--- START OF Supplied material ---

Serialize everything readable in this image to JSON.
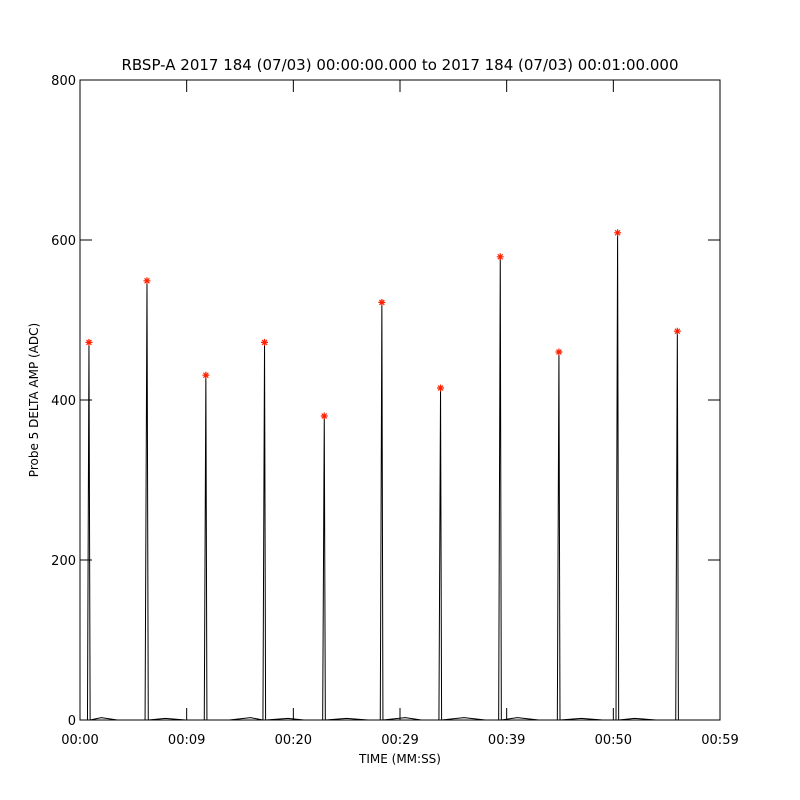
{
  "chart_data": {
    "type": "line",
    "title": "RBSP-A 2017 184 (07/03) 00:00:00.000 to 2017 184 (07/03) 00:01:00.000",
    "x_label": "TIME (MM:SS)",
    "y_label": "Probe 5 DELTA AMP (ADC)",
    "xlim": [
      0,
      60
    ],
    "ylim": [
      0,
      800
    ],
    "xticks": [
      {
        "value": 0,
        "label": "00:00"
      },
      {
        "value": 10,
        "label": "00:09"
      },
      {
        "value": 20,
        "label": "00:20"
      },
      {
        "value": 30,
        "label": "00:29"
      },
      {
        "value": 40,
        "label": "00:39"
      },
      {
        "value": 50,
        "label": "00:50"
      },
      {
        "value": 60,
        "label": "00:59"
      }
    ],
    "yticks": [
      0,
      200,
      400,
      600,
      800
    ],
    "x": [
      0,
      0.7,
      0.84,
      0.95,
      2,
      3.5,
      6.1,
      6.28,
      6.4,
      8,
      9.9,
      11.65,
      11.8,
      11.9,
      14,
      16,
      17.15,
      17.3,
      17.4,
      19.5,
      21,
      22.75,
      22.9,
      23.0,
      25,
      27,
      28.15,
      28.3,
      28.4,
      30.5,
      32,
      33.65,
      33.8,
      33.9,
      36,
      38,
      39.25,
      39.4,
      39.5,
      41,
      43,
      44.75,
      44.9,
      45.0,
      47,
      49,
      50.25,
      50.4,
      50.5,
      52,
      54,
      55.85,
      56.0,
      56.1,
      58,
      60
    ],
    "series": [
      {
        "color": "#000000",
        "values": [
          0,
          0,
          472,
          0,
          3,
          0,
          0,
          549,
          0,
          2,
          0,
          0,
          431,
          0,
          0,
          3,
          0,
          472,
          0,
          2,
          0,
          0,
          380,
          0,
          2,
          0,
          0,
          522,
          0,
          3,
          0,
          0,
          415,
          0,
          3,
          0,
          0,
          579,
          0,
          3,
          0,
          0,
          460,
          0,
          2,
          0,
          0,
          609,
          0,
          2,
          0,
          0,
          486,
          0,
          0,
          0
        ]
      }
    ],
    "peaks": {
      "color": "#ff2000",
      "x": [
        0.84,
        6.28,
        11.8,
        17.3,
        22.9,
        28.3,
        33.8,
        39.4,
        44.9,
        50.4,
        56.0
      ],
      "values": [
        472,
        549,
        431,
        472,
        380,
        522,
        415,
        579,
        460,
        609,
        486
      ]
    }
  }
}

--- END OF Supplied material ---

Every record gets retyped exactly; no picture goes into the copy.

Serialize everything readable in this image to JSON.
{
  "chart_data": {
    "type": "line",
    "title": "RBSP-A 2017 184 (07/03) 00:00:00.000 to 2017 184 (07/03) 00:01:00.000",
    "x_label": "TIME (MM:SS)",
    "y_label": "Probe 5 DELTA AMP (ADC)",
    "xlim": [
      0,
      60
    ],
    "ylim": [
      0,
      800
    ],
    "xticks": [
      {
        "value": 0,
        "label": "00:00"
      },
      {
        "value": 10,
        "label": "00:09"
      },
      {
        "value": 20,
        "label": "00:20"
      },
      {
        "value": 30,
        "label": "00:29"
      },
      {
        "value": 40,
        "label": "00:39"
      },
      {
        "value": 50,
        "label": "00:50"
      },
      {
        "value": 60,
        "label": "00:59"
      }
    ],
    "yticks": [
      0,
      200,
      400,
      600,
      800
    ],
    "x": [
      0,
      0.7,
      0.84,
      0.95,
      2,
      3.5,
      6.1,
      6.28,
      6.4,
      8,
      9.9,
      11.65,
      11.8,
      11.9,
      14,
      16,
      17.15,
      17.3,
      17.4,
      19.5,
      21,
      22.75,
      22.9,
      23.0,
      25,
      27,
      28.15,
      28.3,
      28.4,
      30.5,
      32,
      33.65,
      33.8,
      33.9,
      36,
      38,
      39.25,
      39.4,
      39.5,
      41,
      43,
      44.75,
      44.9,
      45.0,
      47,
      49,
      50.25,
      50.4,
      50.5,
      52,
      54,
      55.85,
      56.0,
      56.1,
      58,
      60
    ],
    "series": [
      {
        "color": "#000000",
        "values": [
          0,
          0,
          472,
          0,
          3,
          0,
          0,
          549,
          0,
          2,
          0,
          0,
          431,
          0,
          0,
          3,
          0,
          472,
          0,
          2,
          0,
          0,
          380,
          0,
          2,
          0,
          0,
          522,
          0,
          3,
          0,
          0,
          415,
          0,
          3,
          0,
          0,
          579,
          0,
          3,
          0,
          0,
          460,
          0,
          2,
          0,
          0,
          609,
          0,
          2,
          0,
          0,
          486,
          0,
          0,
          0
        ]
      }
    ],
    "peaks": {
      "color": "#ff2000",
      "x": [
        0.84,
        6.28,
        11.8,
        17.3,
        22.9,
        28.3,
        33.8,
        39.4,
        44.9,
        50.4,
        56.0
      ],
      "values": [
        472,
        549,
        431,
        472,
        380,
        522,
        415,
        579,
        460,
        609,
        486
      ]
    }
  }
}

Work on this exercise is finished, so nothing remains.